(Dataset entries)
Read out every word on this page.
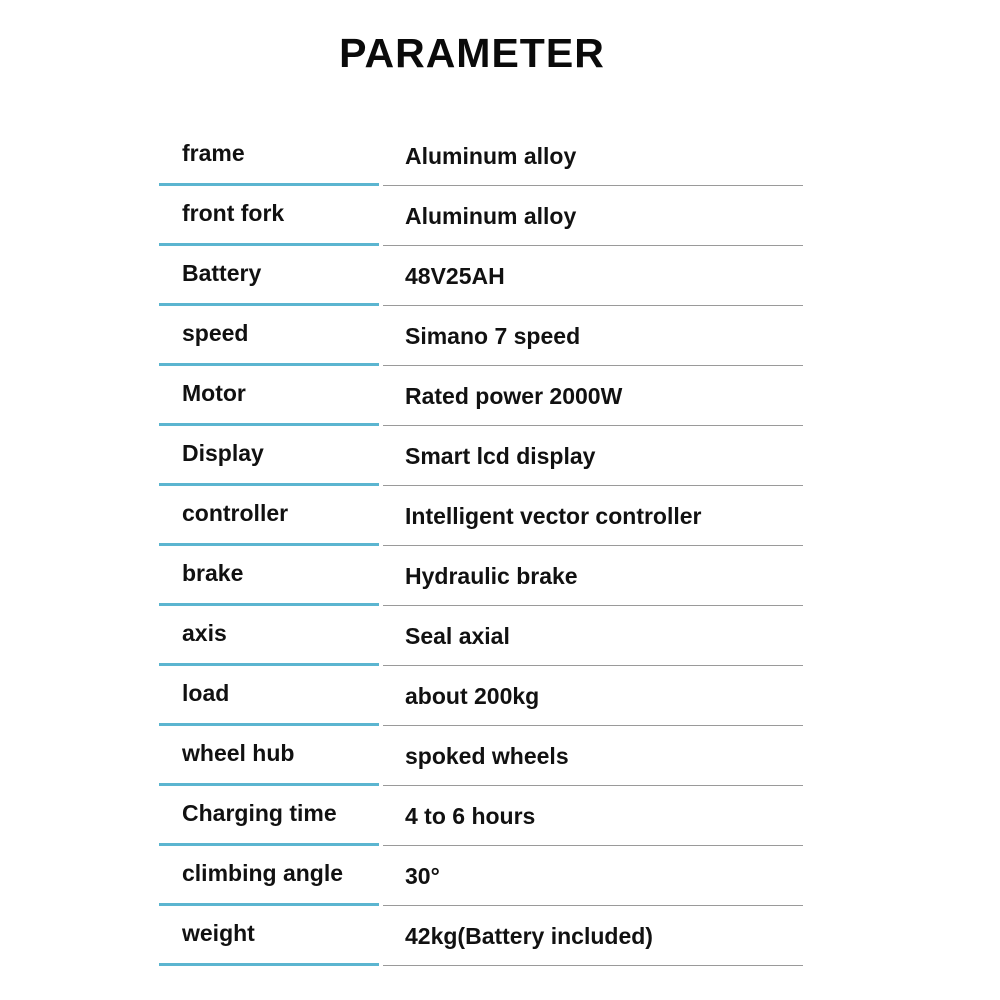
PARAMETER
frame	Aluminum alloy
front fork	Aluminum alloy
Battery	48V25AH
speed	Simano 7 speed
Motor	Rated power 2000W
Display	Smart lcd display
controller	Intelligent vector controller
brake	Hydraulic brake
axis	Seal axial
load	about 200kg
wheel hub	spoked wheels
Charging time	4 to 6 hours
climbing angle	30°
weight	42kg(Battery included)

_EXERCISE DESCRIPTION_: Will you restate every entry word for word and omit the images?

_SOLUTION TO THIS TASK_:
Read out every word on this page.
PARAMETER
frame	Aluminum alloy
front fork	Aluminum alloy
Battery	48V25AH
speed	Simano 7 speed
Motor	Rated power 2000W
Display	Smart lcd display
controller	Intelligent vector controller
brake	Hydraulic brake
axis	Seal axial
load	about 200kg
wheel hub	spoked wheels
Charging time	4 to 6 hours
climbing angle	30°
weight	42kg(Battery included)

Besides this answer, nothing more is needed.